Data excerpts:
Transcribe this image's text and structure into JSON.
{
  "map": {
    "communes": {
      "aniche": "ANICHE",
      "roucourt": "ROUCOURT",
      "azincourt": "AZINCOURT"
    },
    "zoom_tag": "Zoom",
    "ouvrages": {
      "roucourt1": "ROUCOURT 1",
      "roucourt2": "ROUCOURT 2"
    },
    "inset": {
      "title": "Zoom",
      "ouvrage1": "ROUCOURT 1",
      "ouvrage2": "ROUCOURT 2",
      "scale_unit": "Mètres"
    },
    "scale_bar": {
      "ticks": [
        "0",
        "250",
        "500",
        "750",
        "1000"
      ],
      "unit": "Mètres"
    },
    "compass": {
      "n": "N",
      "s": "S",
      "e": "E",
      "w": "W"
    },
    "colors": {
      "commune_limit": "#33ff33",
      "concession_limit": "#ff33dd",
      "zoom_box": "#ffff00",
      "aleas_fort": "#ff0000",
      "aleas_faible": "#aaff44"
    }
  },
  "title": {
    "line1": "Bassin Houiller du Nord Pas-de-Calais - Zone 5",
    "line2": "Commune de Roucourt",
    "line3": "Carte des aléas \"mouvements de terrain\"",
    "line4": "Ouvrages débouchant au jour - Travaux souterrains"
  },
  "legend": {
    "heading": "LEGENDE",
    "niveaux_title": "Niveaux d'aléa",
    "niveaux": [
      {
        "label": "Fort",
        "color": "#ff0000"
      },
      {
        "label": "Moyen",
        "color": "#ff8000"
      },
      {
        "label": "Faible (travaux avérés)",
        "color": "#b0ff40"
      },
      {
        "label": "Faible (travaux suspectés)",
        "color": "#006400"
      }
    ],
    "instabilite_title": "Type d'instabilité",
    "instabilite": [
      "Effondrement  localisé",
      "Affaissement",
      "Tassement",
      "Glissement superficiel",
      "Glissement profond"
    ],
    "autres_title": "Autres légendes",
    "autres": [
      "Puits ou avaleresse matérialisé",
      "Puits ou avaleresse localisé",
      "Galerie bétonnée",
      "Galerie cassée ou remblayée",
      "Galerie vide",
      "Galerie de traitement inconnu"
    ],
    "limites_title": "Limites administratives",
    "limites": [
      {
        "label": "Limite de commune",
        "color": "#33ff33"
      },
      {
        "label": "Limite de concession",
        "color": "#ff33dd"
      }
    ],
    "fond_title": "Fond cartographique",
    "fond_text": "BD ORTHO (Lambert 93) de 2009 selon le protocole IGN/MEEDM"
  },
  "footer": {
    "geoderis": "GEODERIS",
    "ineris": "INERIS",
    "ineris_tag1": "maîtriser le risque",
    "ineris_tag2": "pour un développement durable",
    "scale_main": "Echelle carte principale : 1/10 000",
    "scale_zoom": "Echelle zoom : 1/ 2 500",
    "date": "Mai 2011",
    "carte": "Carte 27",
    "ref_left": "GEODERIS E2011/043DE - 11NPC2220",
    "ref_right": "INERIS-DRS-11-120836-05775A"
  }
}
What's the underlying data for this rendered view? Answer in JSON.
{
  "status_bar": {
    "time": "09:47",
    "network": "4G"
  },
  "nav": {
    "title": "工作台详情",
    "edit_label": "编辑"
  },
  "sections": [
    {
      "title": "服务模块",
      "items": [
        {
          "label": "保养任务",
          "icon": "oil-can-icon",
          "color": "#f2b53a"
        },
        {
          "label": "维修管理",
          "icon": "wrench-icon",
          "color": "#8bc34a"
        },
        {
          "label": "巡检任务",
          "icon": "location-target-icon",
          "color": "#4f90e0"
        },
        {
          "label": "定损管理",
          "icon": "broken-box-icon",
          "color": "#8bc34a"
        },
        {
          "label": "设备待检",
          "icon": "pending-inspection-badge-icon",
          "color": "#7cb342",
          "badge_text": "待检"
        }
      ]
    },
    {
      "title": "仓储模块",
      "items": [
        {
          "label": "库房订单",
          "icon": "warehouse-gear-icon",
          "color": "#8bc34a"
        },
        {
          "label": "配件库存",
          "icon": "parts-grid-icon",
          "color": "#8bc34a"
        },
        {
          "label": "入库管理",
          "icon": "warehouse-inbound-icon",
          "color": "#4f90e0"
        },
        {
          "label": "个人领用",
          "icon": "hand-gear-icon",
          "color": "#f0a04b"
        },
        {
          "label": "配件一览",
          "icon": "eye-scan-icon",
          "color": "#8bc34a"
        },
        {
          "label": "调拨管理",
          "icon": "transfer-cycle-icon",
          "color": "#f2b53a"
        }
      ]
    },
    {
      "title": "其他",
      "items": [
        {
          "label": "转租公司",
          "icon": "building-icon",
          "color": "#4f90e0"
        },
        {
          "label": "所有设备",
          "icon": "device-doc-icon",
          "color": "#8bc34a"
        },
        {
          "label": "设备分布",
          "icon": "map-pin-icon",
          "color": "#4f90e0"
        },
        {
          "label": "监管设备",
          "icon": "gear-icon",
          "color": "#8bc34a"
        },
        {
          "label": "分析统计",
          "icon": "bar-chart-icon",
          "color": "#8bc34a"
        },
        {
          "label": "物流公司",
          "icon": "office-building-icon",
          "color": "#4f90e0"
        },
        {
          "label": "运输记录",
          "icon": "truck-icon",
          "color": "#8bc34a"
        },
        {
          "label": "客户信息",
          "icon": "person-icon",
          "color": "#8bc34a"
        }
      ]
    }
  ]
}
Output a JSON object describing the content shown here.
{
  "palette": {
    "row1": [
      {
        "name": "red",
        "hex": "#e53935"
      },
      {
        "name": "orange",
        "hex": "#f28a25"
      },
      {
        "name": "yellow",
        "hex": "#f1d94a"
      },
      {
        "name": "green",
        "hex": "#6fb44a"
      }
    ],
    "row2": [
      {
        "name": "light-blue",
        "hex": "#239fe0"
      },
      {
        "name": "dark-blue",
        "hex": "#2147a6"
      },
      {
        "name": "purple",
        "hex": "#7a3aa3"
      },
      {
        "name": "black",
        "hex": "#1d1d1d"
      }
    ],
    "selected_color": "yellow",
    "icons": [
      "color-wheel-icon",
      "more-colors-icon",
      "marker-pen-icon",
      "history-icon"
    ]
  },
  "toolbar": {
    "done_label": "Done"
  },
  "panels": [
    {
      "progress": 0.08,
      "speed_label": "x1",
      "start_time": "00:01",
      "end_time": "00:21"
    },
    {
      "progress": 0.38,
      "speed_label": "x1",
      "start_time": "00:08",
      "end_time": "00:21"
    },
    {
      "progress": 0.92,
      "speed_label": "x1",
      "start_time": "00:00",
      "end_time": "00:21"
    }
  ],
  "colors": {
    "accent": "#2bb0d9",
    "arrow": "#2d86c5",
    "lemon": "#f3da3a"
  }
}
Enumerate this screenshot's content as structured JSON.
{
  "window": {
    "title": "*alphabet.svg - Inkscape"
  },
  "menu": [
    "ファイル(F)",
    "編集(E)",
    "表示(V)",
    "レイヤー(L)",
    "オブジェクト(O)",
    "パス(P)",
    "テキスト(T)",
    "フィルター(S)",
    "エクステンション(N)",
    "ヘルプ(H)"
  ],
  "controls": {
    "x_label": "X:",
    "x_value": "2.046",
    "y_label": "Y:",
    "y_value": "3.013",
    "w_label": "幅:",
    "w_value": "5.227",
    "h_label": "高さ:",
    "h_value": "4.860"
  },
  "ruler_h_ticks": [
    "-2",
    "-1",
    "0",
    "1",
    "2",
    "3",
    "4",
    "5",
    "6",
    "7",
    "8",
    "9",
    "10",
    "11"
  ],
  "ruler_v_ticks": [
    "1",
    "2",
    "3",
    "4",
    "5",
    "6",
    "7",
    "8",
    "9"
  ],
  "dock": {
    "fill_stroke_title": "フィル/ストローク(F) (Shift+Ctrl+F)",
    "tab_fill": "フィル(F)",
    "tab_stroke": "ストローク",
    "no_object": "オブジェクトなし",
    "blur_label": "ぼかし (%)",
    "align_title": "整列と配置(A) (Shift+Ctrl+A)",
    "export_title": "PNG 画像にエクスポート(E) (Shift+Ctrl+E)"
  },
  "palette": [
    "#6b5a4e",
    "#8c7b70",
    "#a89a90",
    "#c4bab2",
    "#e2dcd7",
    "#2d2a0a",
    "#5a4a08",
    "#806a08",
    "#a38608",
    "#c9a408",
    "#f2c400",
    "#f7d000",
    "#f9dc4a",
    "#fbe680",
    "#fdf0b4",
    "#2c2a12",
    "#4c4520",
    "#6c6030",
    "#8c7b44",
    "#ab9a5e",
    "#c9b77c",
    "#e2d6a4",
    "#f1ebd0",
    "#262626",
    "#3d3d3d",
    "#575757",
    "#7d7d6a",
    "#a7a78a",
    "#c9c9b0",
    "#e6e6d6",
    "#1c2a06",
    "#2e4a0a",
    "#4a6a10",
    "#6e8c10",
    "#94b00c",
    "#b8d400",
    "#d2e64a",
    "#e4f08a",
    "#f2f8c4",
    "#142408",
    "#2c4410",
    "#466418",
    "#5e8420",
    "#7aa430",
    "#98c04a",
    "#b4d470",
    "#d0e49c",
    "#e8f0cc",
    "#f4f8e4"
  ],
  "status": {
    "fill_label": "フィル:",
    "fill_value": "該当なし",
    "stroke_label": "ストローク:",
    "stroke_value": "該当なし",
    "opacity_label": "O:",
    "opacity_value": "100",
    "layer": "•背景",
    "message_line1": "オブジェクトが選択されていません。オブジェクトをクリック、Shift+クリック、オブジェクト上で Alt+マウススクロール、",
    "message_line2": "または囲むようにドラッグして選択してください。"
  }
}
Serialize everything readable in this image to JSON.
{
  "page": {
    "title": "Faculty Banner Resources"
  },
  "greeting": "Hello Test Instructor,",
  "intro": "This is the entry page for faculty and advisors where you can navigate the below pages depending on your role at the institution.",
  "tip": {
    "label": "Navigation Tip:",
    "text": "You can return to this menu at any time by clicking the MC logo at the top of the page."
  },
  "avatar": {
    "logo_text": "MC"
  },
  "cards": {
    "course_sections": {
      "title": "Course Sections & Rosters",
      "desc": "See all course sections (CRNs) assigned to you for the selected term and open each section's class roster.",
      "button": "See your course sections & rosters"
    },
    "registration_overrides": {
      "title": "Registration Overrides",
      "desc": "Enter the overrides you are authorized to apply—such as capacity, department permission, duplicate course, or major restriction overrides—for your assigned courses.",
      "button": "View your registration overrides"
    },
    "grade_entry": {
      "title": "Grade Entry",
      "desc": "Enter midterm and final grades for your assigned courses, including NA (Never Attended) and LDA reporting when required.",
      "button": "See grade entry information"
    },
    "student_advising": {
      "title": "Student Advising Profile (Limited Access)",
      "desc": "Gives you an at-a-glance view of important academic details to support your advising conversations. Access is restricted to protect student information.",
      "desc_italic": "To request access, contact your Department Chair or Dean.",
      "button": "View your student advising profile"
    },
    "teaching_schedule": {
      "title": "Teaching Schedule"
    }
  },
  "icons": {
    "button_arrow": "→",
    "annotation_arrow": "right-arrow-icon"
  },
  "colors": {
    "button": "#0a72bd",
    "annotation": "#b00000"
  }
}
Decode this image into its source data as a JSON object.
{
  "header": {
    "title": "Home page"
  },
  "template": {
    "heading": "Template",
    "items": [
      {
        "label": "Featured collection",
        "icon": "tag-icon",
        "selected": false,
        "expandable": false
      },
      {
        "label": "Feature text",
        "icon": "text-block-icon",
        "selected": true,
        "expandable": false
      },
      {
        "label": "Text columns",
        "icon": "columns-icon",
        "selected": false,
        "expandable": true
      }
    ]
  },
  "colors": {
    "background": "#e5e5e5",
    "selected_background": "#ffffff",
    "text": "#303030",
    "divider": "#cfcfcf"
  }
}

- [Direction]:
Every line holding "courses" should be copied out.

- [Task result]:
      "desc": "Enter the overrides you are authorized to apply—such as capacity, department permission, duplicate course, or major restriction overrides—for your assigned courses.",
      "desc": "Enter midterm and final grades for your assigned courses, including NA (Never Attended) and LDA reporting when required.",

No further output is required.